(Records excerpted from a collection)
------------------------------------------------------------------------

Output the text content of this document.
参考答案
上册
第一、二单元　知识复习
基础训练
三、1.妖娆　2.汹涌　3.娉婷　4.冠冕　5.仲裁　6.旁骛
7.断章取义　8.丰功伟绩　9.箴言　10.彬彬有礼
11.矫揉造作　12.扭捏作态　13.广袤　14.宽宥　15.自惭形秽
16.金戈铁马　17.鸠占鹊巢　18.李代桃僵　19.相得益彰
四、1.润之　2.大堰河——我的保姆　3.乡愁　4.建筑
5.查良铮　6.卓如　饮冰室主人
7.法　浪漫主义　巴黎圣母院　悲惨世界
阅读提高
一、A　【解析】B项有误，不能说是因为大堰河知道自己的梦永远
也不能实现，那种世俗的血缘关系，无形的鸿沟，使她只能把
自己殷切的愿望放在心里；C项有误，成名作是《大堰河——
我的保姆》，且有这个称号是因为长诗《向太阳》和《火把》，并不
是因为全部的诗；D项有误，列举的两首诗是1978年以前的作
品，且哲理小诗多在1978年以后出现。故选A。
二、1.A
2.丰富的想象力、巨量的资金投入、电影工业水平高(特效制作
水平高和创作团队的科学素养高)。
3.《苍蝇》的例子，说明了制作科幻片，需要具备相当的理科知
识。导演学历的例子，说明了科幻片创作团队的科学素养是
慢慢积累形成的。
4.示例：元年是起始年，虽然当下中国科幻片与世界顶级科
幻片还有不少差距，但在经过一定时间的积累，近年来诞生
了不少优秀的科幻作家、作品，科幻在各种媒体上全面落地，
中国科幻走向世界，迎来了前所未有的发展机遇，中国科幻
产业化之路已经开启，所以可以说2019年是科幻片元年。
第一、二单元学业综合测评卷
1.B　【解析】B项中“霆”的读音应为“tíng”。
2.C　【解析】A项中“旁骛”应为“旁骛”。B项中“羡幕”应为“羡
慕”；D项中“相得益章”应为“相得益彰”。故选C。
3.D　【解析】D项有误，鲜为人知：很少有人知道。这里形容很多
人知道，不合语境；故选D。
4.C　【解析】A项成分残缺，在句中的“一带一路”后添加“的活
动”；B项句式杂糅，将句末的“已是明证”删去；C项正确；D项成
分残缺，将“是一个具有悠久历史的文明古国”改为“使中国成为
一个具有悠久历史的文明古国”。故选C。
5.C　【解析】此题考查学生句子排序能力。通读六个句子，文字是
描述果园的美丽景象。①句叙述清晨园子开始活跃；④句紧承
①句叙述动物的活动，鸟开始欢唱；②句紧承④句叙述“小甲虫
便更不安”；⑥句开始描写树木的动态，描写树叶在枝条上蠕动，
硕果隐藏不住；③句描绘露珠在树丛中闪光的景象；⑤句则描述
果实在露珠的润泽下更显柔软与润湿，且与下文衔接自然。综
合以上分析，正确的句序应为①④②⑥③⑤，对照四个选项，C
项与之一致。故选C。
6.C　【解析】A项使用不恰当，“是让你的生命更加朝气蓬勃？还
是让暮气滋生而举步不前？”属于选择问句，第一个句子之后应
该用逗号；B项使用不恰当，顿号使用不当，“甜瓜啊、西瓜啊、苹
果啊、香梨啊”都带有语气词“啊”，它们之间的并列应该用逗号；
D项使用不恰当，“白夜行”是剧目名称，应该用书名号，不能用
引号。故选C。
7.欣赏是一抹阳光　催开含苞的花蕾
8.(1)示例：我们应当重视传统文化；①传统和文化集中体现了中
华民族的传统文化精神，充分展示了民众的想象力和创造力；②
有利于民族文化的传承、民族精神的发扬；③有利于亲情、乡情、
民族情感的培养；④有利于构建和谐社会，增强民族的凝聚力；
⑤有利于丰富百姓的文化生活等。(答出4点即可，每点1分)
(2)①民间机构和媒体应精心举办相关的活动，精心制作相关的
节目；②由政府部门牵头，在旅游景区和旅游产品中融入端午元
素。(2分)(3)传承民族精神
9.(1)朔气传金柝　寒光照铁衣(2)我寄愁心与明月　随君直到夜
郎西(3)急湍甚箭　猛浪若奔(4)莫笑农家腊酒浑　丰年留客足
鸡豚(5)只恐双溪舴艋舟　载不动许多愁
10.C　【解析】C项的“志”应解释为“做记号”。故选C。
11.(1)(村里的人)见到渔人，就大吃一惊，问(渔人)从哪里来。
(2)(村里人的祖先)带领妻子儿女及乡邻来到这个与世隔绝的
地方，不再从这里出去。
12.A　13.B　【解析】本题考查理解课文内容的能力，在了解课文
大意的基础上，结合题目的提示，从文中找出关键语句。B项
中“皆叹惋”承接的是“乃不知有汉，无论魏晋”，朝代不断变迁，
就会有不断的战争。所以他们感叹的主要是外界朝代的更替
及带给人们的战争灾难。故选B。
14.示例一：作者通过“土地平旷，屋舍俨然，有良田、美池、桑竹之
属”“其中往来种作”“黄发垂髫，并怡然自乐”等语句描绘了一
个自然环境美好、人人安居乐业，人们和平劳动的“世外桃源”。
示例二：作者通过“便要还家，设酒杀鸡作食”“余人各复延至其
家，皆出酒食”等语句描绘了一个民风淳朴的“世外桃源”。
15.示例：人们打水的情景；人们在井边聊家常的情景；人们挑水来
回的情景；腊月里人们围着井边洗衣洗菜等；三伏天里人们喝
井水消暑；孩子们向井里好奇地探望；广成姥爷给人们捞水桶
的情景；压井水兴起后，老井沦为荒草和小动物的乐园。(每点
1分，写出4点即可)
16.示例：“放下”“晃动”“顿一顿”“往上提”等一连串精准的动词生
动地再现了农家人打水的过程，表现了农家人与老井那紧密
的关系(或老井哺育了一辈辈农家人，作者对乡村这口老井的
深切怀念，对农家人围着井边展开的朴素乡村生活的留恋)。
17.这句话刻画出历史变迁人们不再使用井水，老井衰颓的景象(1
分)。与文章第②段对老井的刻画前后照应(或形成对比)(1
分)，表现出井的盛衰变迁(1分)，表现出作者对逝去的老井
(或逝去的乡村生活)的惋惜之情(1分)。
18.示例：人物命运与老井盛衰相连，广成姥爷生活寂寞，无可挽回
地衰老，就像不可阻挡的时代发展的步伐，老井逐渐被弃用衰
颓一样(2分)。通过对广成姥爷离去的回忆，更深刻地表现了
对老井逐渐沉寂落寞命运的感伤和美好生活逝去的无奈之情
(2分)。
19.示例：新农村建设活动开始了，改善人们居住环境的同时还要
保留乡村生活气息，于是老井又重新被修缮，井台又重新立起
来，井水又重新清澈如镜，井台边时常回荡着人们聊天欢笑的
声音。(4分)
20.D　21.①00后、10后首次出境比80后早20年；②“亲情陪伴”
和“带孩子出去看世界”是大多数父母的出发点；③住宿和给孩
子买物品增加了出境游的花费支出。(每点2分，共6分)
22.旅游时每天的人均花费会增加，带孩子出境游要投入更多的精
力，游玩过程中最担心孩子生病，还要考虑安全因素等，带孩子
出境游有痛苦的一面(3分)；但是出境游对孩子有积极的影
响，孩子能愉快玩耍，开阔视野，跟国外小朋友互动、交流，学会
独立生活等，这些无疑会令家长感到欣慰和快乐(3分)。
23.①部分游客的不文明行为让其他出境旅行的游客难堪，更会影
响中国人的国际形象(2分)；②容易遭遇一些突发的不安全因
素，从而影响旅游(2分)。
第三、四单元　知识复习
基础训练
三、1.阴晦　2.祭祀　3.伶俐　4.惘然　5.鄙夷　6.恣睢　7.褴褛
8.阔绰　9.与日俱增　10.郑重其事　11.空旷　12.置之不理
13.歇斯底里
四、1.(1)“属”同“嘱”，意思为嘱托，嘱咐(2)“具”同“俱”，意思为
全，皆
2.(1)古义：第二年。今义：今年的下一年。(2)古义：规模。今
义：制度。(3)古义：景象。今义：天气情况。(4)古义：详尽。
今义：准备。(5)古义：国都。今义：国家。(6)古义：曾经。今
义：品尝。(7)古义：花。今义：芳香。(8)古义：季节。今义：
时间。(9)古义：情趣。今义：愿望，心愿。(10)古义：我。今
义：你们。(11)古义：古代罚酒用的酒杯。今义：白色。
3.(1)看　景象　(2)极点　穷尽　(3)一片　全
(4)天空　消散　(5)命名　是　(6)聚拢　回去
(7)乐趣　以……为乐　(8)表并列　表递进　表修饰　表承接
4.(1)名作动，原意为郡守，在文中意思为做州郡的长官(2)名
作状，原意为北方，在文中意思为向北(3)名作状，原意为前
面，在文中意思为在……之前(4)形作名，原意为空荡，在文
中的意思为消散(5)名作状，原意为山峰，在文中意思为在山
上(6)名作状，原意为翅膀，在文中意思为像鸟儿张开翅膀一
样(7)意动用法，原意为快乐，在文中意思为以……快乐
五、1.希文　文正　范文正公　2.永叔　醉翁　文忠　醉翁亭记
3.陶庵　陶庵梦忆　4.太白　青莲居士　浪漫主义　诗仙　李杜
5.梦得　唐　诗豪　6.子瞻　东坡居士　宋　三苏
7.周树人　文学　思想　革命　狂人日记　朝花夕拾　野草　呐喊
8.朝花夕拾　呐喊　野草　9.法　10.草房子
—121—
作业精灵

------------------------------------------------------------------------

◆ STATED EXERCISE ◆
Using the records given above, list every line that includes the word "我的保姆".

◆ SOLUTION FOR THIS EXERCISE ◆
四、1.润之　2.大堰河——我的保姆　3.乡愁　4.建筑
我的保姆》，且有这个称号是因为长诗《向太阳》和《火把》，并不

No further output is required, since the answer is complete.